● **Task directions**
Copy the data exactly; pictures stay out of the copy.
─── Extracted data
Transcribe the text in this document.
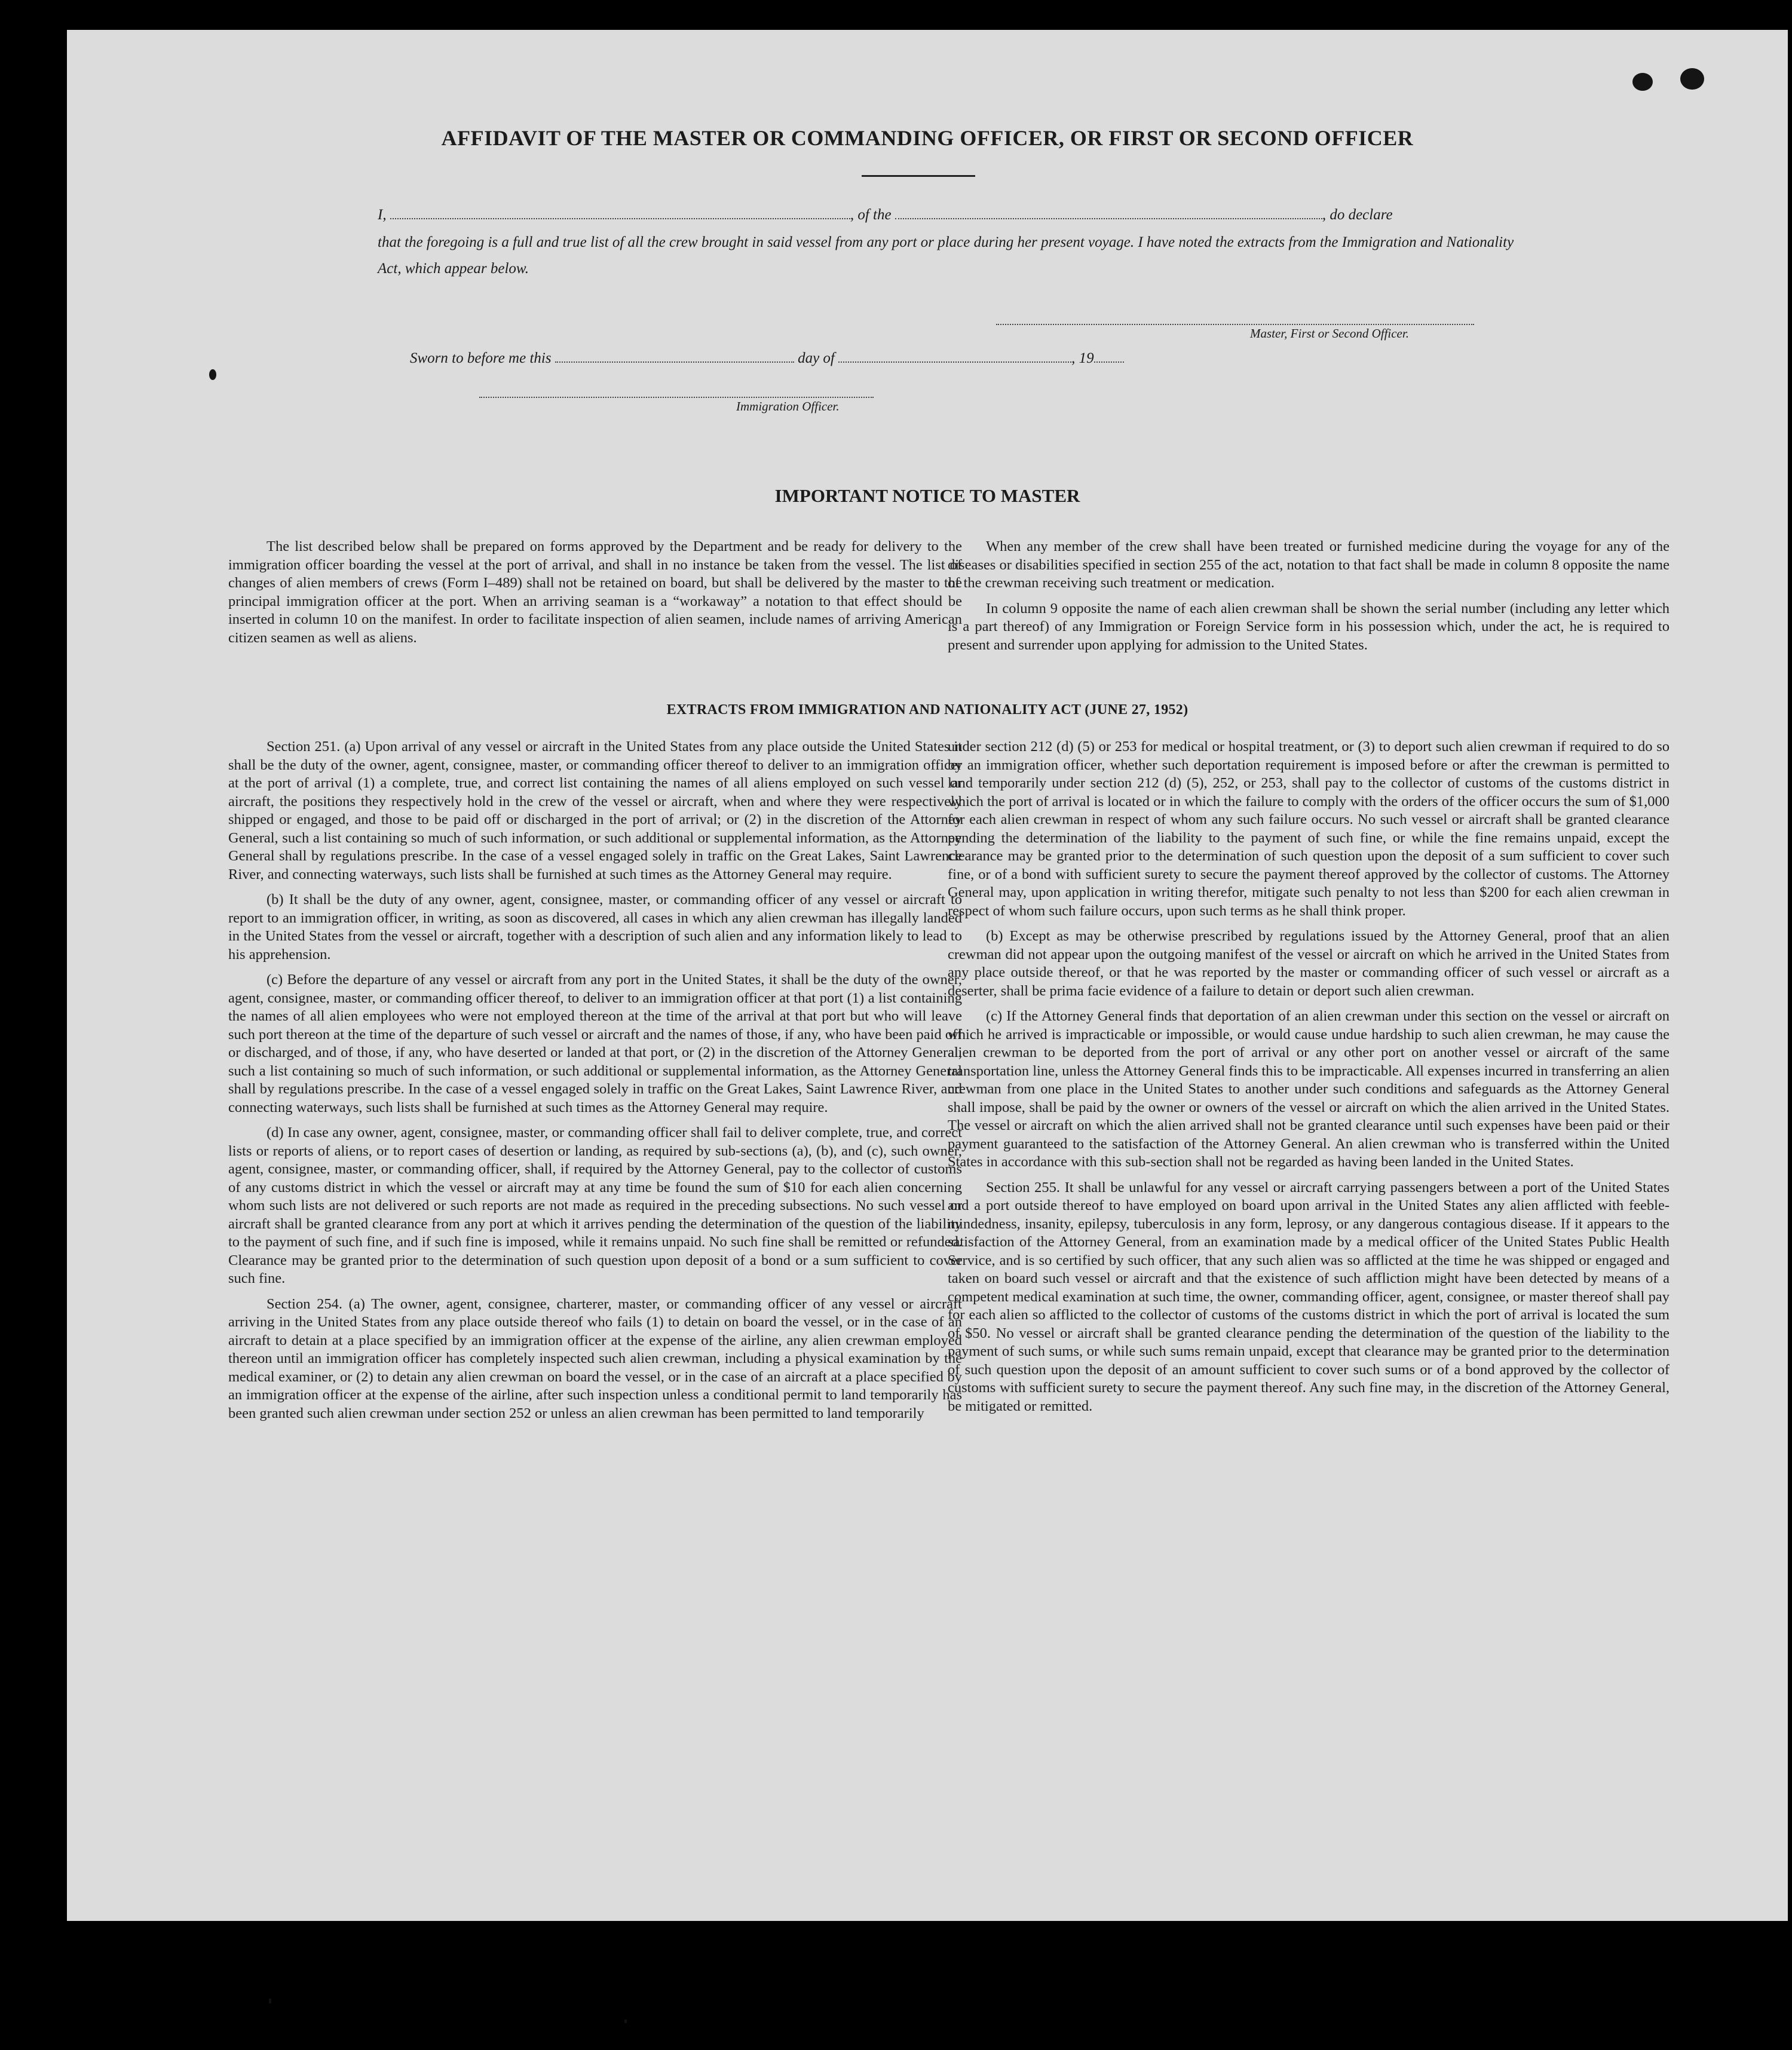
AFFIDAVIT OF THE MASTER OR COMMANDING OFFICER, OR FIRST OR SECOND OFFICER
I,	, of the	, do declare
that the foregoing is a full and true list of all the crew brought in said vessel from any port or place during her present voyage. I have noted the extracts from the Immigration and Nationality Act, which appear below.
Master, First or Second Officer.
Sworn to before me this	day of	, 19
Immigration Officer.
IMPORTANT NOTICE TO MASTER

The list described below shall be prepared on forms approved by the Department and be ready for delivery to the immigration officer boarding the vessel at the port of arrival, and shall in no instance be taken from the vessel. The list of changes of alien members of crews (Form I–489) shall not be retained on board, but shall be delivered by the master to the principal immigration officer at the port. When an arriving seaman is a “workaway” a notation to that effect should be inserted in column 10 on the manifest. In order to facilitate inspection of alien seamen, include names of arriving American citizen seamen as well as aliens.

When any member of the crew shall have been treated or furnished medicine during the voyage for any of the diseases or disabilities specified in section 255 of the act, notation to that fact shall be made in column 8 opposite the name of the crewman receiving such treatment or medication.

In column 9 opposite the name of each alien crewman shall be shown the serial number (including any letter which is a part thereof) of any Immigration or Foreign Service form in his possession which, under the act, he is required to present and surrender upon applying for admission to the United States.

EXTRACTS FROM IMMIGRATION AND NATIONALITY ACT (JUNE 27, 1952)

Section 251. (a) Upon arrival of any vessel or aircraft in the United States from any place outside the United States it shall be the duty of the owner, agent, consignee, master, or commanding officer thereof to deliver to an immigration officer at the port of arrival (1) a complete, true, and correct list containing the names of all aliens employed on such vessel or aircraft, the positions they respectively hold in the crew of the vessel or aircraft, when and where they were respectively shipped or engaged, and those to be paid off or discharged in the port of arrival; or (2) in the discretion of the Attorney General, such a list containing so much of such information, or such additional or supplemental information, as the Attorney General shall by regulations prescribe. In the case of a vessel engaged solely in traffic on the Great Lakes, Saint Lawrence River, and connecting waterways, such lists shall be furnished at such times as the Attorney General may require.

(b) It shall be the duty of any owner, agent, consignee, master, or commanding officer of any vessel or aircraft to report to an immigration officer, in writing, as soon as discovered, all cases in which any alien crewman has illegally landed in the United States from the vessel or aircraft, together with a description of such alien and any information likely to lead to his apprehension.

(c) Before the departure of any vessel or aircraft from any port in the United States, it shall be the duty of the owner, agent, consignee, master, or commanding officer thereof, to deliver to an immigration officer at that port (1) a list containing the names of all alien employees who were not employed thereon at the time of the arrival at that port but who will leave such port thereon at the time of the departure of such vessel or aircraft and the names of those, if any, who have been paid off or discharged, and of those, if any, who have deserted or landed at that port, or (2) in the discretion of the Attorney General, such a list containing so much of such information, or such additional or supplemental information, as the Attorney General shall by regulations prescribe. In the case of a vessel engaged solely in traffic on the Great Lakes, Saint Lawrence River, and connecting waterways, such lists shall be furnished at such times as the Attorney General may require.

(d) In case any owner, agent, consignee, master, or commanding officer shall fail to deliver complete, true, and correct lists or reports of aliens, or to report cases of desertion or landing, as required by sub-sections (a), (b), and (c), such owner, agent, consignee, master, or commanding officer, shall, if required by the Attorney General, pay to the collector of customs of any customs district in which the vessel or aircraft may at any time be found the sum of $10 for each alien concerning whom such lists are not delivered or such reports are not made as required in the preceding subsections. No such vessel or aircraft shall be granted clearance from any port at which it arrives pending the determination of the question of the liability to the payment of such fine, and if such fine is imposed, while it remains unpaid. No such fine shall be remitted or refunded. Clearance may be granted prior to the determination of such question upon deposit of a bond or a sum sufficient to cover such fine.

Section 254. (a) The owner, agent, consignee, charterer, master, or commanding officer of any vessel or aircraft arriving in the United States from any place outside thereof who fails (1) to detain on board the vessel, or in the case of an aircraft to detain at a place specified by an immigration officer at the expense of the airline, any alien crewman employed thereon until an immigration officer has completely inspected such alien crewman, including a physical examination by the medical examiner, or (2) to detain any alien crewman on board the vessel, or in the case of an aircraft at a place specified by an immigration officer at the expense of the airline, after such inspection unless a conditional permit to land temporarily has been granted such alien crewman under section 252 or unless an alien crewman has been permitted to land temporarily

under section 212 (d) (5) or 253 for medical or hospital treatment, or (3) to deport such alien crewman if required to do so by an immigration officer, whether such deportation requirement is imposed before or after the crewman is permitted to land temporarily under section 212 (d) (5), 252, or 253, shall pay to the collector of customs of the customs district in which the port of arrival is located or in which the failure to comply with the orders of the officer occurs the sum of $1,000 for each alien crewman in respect of whom any such failure occurs. No such vessel or aircraft shall be granted clearance pending the determination of the liability to the payment of such fine, or while the fine remains unpaid, except the clearance may be granted prior to the determination of such question upon the deposit of a sum sufficient to cover such fine, or of a bond with sufficient surety to secure the payment thereof approved by the collector of customs. The Attorney General may, upon application in writing therefor, mitigate such penalty to not less than $200 for each alien crewman in respect of whom such failure occurs, upon such terms as he shall think proper.

(b) Except as may be otherwise prescribed by regulations issued by the Attorney General, proof that an alien crewman did not appear upon the outgoing manifest of the vessel or aircraft on which he arrived in the United States from any place outside thereof, or that he was reported by the master or commanding officer of such vessel or aircraft as a deserter, shall be prima facie evidence of a failure to detain or deport such alien crewman.

(c) If the Attorney General finds that deportation of an alien crewman under this section on the vessel or aircraft on which he arrived is impracticable or impossible, or would cause undue hardship to such alien crewman, he may cause the alien crewman to be deported from the port of arrival or any other port on another vessel or aircraft of the same transportation line, unless the Attorney General finds this to be impracticable. All expenses incurred in transferring an alien crewman from one place in the United States to another under such conditions and safeguards as the Attorney General shall impose, shall be paid by the owner or owners of the vessel or aircraft on which the alien arrived in the United States. The vessel or aircraft on which the alien arrived shall not be granted clearance until such expenses have been paid or their payment guaranteed to the satisfaction of the Attorney General. An alien crewman who is transferred within the United States in accordance with this sub-section shall not be regarded as having been landed in the United States.

Section 255. It shall be unlawful for any vessel or aircraft carrying passengers between a port of the United States and a port outside thereof to have employed on board upon arrival in the United States any alien afflicted with feeble-mindedness, insanity, epilepsy, tuberculosis in any form, leprosy, or any dangerous contagious disease. If it appears to the satisfaction of the Attorney General, from an examination made by a medical officer of the United States Public Health Service, and is so certified by such officer, that any such alien was so afflicted at the time he was shipped or engaged and taken on board such vessel or aircraft and that the existence of such affliction might have been detected by means of a competent medical examination at such time, the owner, commanding officer, agent, consignee, or master thereof shall pay for each alien so afflicted to the collector of customs of the customs district in which the port of arrival is located the sum of $50. No vessel or aircraft shall be granted clearance pending the determination of the question of the liability to the payment of such sums, or while such sums remain unpaid, except that clearance may be granted prior to the determination of such question upon the deposit of an amount sufficient to cover such sums or of a bond approved by the collector of customs with sufficient surety to secure the payment thereof. Any such fine may, in the discretion of the Attorney General, be mitigated or remitted.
──────
● **Written answer**
Transcribe the text in this document.
AFFIDAVIT OF THE MASTER OR COMMANDING OFFICER, OR FIRST OR SECOND OFFICER
I,	, of the	, do declare
that the foregoing is a full and true list of all the crew brought in said vessel from any port or place during her present voyage. I have noted the extracts from the Immigration and Nationality Act, which appear below.
Master, First or Second Officer.
Sworn to before me this	day of	, 19
Immigration Officer.
IMPORTANT NOTICE TO MASTER

The list described below shall be prepared on forms approved by the Department and be ready for delivery to the immigration officer boarding the vessel at the port of arrival, and shall in no instance be taken from the vessel. The list of changes of alien members of crews (Form I–489) shall not be retained on board, but shall be delivered by the master to the principal immigration officer at the port. When an arriving seaman is a “workaway” a notation to that effect should be inserted in column 10 on the manifest. In order to facilitate inspection of alien seamen, include names of arriving American citizen seamen as well as aliens.

When any member of the crew shall have been treated or furnished medicine during the voyage for any of the diseases or disabilities specified in section 255 of the act, notation to that fact shall be made in column 8 opposite the name of the crewman receiving such treatment or medication.

In column 9 opposite the name of each alien crewman shall be shown the serial number (including any letter which is a part thereof) of any Immigration or Foreign Service form in his possession which, under the act, he is required to present and surrender upon applying for admission to the United States.

EXTRACTS FROM IMMIGRATION AND NATIONALITY ACT (JUNE 27, 1952)

Section 251. (a) Upon arrival of any vessel or aircraft in the United States from any place outside the United States it shall be the duty of the owner, agent, consignee, master, or commanding officer thereof to deliver to an immigration officer at the port of arrival (1) a complete, true, and correct list containing the names of all aliens employed on such vessel or aircraft, the positions they respectively hold in the crew of the vessel or aircraft, when and where they were respectively shipped or engaged, and those to be paid off or discharged in the port of arrival; or (2) in the discretion of the Attorney General, such a list containing so much of such information, or such additional or supplemental information, as the Attorney General shall by regulations prescribe. In the case of a vessel engaged solely in traffic on the Great Lakes, Saint Lawrence River, and connecting waterways, such lists shall be furnished at such times as the Attorney General may require.

(b) It shall be the duty of any owner, agent, consignee, master, or commanding officer of any vessel or aircraft to report to an immigration officer, in writing, as soon as discovered, all cases in which any alien crewman has illegally landed in the United States from the vessel or aircraft, together with a description of such alien and any information likely to lead to his apprehension.

(c) Before the departure of any vessel or aircraft from any port in the United States, it shall be the duty of the owner, agent, consignee, master, or commanding officer thereof, to deliver to an immigration officer at that port (1) a list containing the names of all alien employees who were not employed thereon at the time of the arrival at that port but who will leave such port thereon at the time of the departure of such vessel or aircraft and the names of those, if any, who have been paid off or discharged, and of those, if any, who have deserted or landed at that port, or (2) in the discretion of the Attorney General, such a list containing so much of such information, or such additional or supplemental information, as the Attorney General shall by regulations prescribe. In the case of a vessel engaged solely in traffic on the Great Lakes, Saint Lawrence River, and connecting waterways, such lists shall be furnished at such times as the Attorney General may require.

(d) In case any owner, agent, consignee, master, or commanding officer shall fail to deliver complete, true, and correct lists or reports of aliens, or to report cases of desertion or landing, as required by sub-sections (a), (b), and (c), such owner, agent, consignee, master, or commanding officer, shall, if required by the Attorney General, pay to the collector of customs of any customs district in which the vessel or aircraft may at any time be found the sum of $10 for each alien concerning whom such lists are not delivered or such reports are not made as required in the preceding subsections. No such vessel or aircraft shall be granted clearance from any port at which it arrives pending the determination of the question of the liability to the payment of such fine, and if such fine is imposed, while it remains unpaid. No such fine shall be remitted or refunded. Clearance may be granted prior to the determination of such question upon deposit of a bond or a sum sufficient to cover such fine.

Section 254. (a) The owner, agent, consignee, charterer, master, or commanding officer of any vessel or aircraft arriving in the United States from any place outside thereof who fails (1) to detain on board the vessel, or in the case of an aircraft to detain at a place specified by an immigration officer at the expense of the airline, any alien crewman employed thereon until an immigration officer has completely inspected such alien crewman, including a physical examination by the medical examiner, or (2) to detain any alien crewman on board the vessel, or in the case of an aircraft at a place specified by an immigration officer at the expense of the airline, after such inspection unless a conditional permit to land temporarily has been granted such alien crewman under section 252 or unless an alien crewman has been permitted to land temporarily

under section 212 (d) (5) or 253 for medical or hospital treatment, or (3) to deport such alien crewman if required to do so by an immigration officer, whether such deportation requirement is imposed before or after the crewman is permitted to land temporarily under section 212 (d) (5), 252, or 253, shall pay to the collector of customs of the customs district in which the port of arrival is located or in which the failure to comply with the orders of the officer occurs the sum of $1,000 for each alien crewman in respect of whom any such failure occurs. No such vessel or aircraft shall be granted clearance pending the determination of the liability to the payment of such fine, or while the fine remains unpaid, except the clearance may be granted prior to the determination of such question upon the deposit of a sum sufficient to cover such fine, or of a bond with sufficient surety to secure the payment thereof approved by the collector of customs. The Attorney General may, upon application in writing therefor, mitigate such penalty to not less than $200 for each alien crewman in respect of whom such failure occurs, upon such terms as he shall think proper.

(b) Except as may be otherwise prescribed by regulations issued by the Attorney General, proof that an alien crewman did not appear upon the outgoing manifest of the vessel or aircraft on which he arrived in the United States from any place outside thereof, or that he was reported by the master or commanding officer of such vessel or aircraft as a deserter, shall be prima facie evidence of a failure to detain or deport such alien crewman.

(c) If the Attorney General finds that deportation of an alien crewman under this section on the vessel or aircraft on which he arrived is impracticable or impossible, or would cause undue hardship to such alien crewman, he may cause the alien crewman to be deported from the port of arrival or any other port on another vessel or aircraft of the same transportation line, unless the Attorney General finds this to be impracticable. All expenses incurred in transferring an alien crewman from one place in the United States to another under such conditions and safeguards as the Attorney General shall impose, shall be paid by the owner or owners of the vessel or aircraft on which the alien arrived in the United States. The vessel or aircraft on which the alien arrived shall not be granted clearance until such expenses have been paid or their payment guaranteed to the satisfaction of the Attorney General. An alien crewman who is transferred within the United States in accordance with this sub-section shall not be regarded as having been landed in the United States.

Section 255. It shall be unlawful for any vessel or aircraft carrying passengers between a port of the United States and a port outside thereof to have employed on board upon arrival in the United States any alien afflicted with feeble-mindedness, insanity, epilepsy, tuberculosis in any form, leprosy, or any dangerous contagious disease. If it appears to the satisfaction of the Attorney General, from an examination made by a medical officer of the United States Public Health Service, and is so certified by such officer, that any such alien was so afflicted at the time he was shipped or engaged and taken on board such vessel or aircraft and that the existence of such affliction might have been detected by means of a competent medical examination at such time, the owner, commanding officer, agent, consignee, or master thereof shall pay for each alien so afflicted to the collector of customs of the customs district in which the port of arrival is located the sum of $50. No vessel or aircraft shall be granted clearance pending the determination of the question of the liability to the payment of such sums, or while such sums remain unpaid, except that clearance may be granted prior to the determination of such question upon the deposit of an amount sufficient to cover such sums or of a bond approved by the collector of customs with sufficient surety to secure the payment thereof. Any such fine may, in the discretion of the Attorney General, be mitigated or remitted.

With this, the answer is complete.